Requirements
Format the lines below as a JSON list of strings, one string per line, leaving out any blank lines.
--- Record excerpts ---
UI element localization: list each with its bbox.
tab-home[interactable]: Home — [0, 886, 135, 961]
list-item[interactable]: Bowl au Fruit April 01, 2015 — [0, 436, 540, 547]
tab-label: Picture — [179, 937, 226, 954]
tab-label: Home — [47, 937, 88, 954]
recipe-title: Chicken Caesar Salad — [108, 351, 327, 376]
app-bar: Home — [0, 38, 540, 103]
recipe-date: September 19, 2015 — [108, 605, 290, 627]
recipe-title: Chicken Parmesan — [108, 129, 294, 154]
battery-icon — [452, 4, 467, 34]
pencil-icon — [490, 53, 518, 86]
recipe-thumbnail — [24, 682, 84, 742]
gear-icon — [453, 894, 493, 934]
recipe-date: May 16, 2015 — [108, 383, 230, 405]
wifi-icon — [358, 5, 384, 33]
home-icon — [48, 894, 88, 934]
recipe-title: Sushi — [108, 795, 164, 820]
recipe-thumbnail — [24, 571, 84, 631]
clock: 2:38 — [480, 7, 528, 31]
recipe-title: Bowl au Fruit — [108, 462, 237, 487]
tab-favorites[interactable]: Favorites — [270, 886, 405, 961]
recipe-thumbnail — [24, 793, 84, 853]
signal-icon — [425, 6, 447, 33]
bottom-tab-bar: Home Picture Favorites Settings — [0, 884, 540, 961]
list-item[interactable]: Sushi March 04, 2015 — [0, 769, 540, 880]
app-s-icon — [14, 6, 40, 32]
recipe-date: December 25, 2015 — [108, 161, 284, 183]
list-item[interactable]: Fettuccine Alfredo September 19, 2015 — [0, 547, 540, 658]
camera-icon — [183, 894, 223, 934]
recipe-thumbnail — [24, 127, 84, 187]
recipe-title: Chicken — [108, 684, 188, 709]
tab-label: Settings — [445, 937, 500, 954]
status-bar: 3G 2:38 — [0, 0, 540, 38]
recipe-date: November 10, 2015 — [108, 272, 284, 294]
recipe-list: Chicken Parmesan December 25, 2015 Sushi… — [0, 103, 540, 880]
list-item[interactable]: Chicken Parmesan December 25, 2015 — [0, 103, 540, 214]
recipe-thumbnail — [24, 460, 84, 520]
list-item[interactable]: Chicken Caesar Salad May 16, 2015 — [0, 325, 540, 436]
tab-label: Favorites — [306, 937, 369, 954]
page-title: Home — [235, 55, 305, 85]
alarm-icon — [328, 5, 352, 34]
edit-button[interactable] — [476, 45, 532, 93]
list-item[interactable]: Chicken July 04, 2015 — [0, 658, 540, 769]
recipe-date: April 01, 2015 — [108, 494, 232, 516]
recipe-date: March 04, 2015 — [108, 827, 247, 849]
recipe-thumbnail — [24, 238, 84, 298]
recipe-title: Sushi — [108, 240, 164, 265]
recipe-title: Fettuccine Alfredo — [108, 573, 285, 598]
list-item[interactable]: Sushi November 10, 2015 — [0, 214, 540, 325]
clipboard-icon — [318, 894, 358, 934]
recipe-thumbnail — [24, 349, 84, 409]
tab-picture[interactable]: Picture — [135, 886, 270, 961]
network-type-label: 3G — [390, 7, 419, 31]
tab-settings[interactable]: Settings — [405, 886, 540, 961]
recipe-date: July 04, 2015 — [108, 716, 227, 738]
---
Exercise result
[
  "UI element localization: list each with its bbox.",
  "tab-home[interactable]: Home — [0, 886, 135, 961]",
  "list-item[interactable]: Bowl au Fruit April 01, 2015 — [0, 436, 540, 547]",
  "tab-label: Picture — [179, 937, 226, 954]",
  "tab-label: Home — [47, 937, 88, 954]",
  "recipe-title: Chicken Caesar Salad — [108, 351, 327, 376]",
  "app-bar: Home — [0, 38, 540, 103]",
  "recipe-date: September 19, 2015 — [108, 605, 290, 627]",
  "recipe-title: Chicken Parmesan — [108, 129, 294, 154]",
  "battery-icon — [452, 4, 467, 34]",
  "pencil-icon — [490, 53, 518, 86]",
  "recipe-thumbnail — [24, 682, 84, 742]",
  "gear-icon — [453, 894, 493, 934]",
  "recipe-date: May 16, 2015 — [108, 383, 230, 405]",
  "wifi-icon — [358, 5, 384, 33]",
  "home-icon — [48, 894, 88, 934]",
  "recipe-title: Sushi — [108, 795, 164, 820]",
  "recipe-thumbnail — [24, 571, 84, 631]",
  "clock: 2:38 — [480, 7, 528, 31]",
  "recipe-title: Bowl au Fruit — [108, 462, 237, 487]",
  "tab-favorites[interactable]: Favorites — [270, 886, 405, 961]",
  "recipe-thumbnail — [24, 793, 84, 853]",
  "signal-icon — [425, 6, 447, 33]",
  "bottom-tab-bar: Home Picture Favorites Settings — [0, 884, 540, 961]",
  "list-item[interactable]: Sushi March 04, 2015 — [0, 769, 540, 880]",
  "app-s-icon — [14, 6, 40, 32]",
  "recipe-date: December 25, 2015 — [108, 161, 284, 183]",
  "list-item[interactable]: Fettuccine Alfredo September 19, 2015 — [0, 547, 540, 658]",
  "camera-icon — [183, 894, 223, 934]",
  "recipe-thumbnail — [24, 127, 84, 187]",
  "recipe-title: Chicken — [108, 684, 188, 709]",
  "tab-label: Settings — [445, 937, 500, 954]",
  "status-bar: 3G 2:38 — [0, 0, 540, 38]",
  "recipe-date: November 10, 2015 — [108, 272, 284, 294]",
  "recipe-list: Chicken Parmesan December 25, 2015 Sushi… — [0, 103, 540, 880]",
  "list-item[interactable]: Chicken Parmesan December 25, 2015 — [0, 103, 540, 214]",
  "recipe-thumbnail — [24, 460, 84, 520]",
  "list-item[interactable]: Chicken Caesar Salad May 16, 2015 — [0, 325, 540, 436]",
  "tab-label: Favorites — [306, 937, 369, 954]",
  "page-title: Home — [235, 55, 305, 85]",
  "alarm-icon — [328, 5, 352, 34]",
  "edit-button[interactable] — [476, 45, 532, 93]",
  "list-item[interactable]: Chicken July 04, 2015 — [0, 658, 540, 769]",
  "recipe-date: April 01, 2015 — [108, 494, 232, 516]",
  "recipe-date: March 04, 2015 — [108, 827, 247, 849]",
  "recipe-thumbnail — [24, 238, 84, 298]",
  "recipe-title: Sushi — [108, 240, 164, 265]",
  "recipe-title: Fettuccine Alfredo — [108, 573, 285, 598]",
  "list-item[interactable]: Sushi November 10, 2015 — [0, 214, 540, 325]",
  "clipboard-icon — [318, 894, 358, 934]",
  "recipe-thumbnail — [24, 349, 84, 409]",
  "tab-picture[interactable]: Picture — [135, 886, 270, 961]",
  "network-type-label: 3G — [390, 7, 419, 31]",
  "tab-settings[interactable]: Settings — [405, 886, 540, 961]",
  "recipe-date: July 04, 2015 — [108, 716, 227, 738]"
]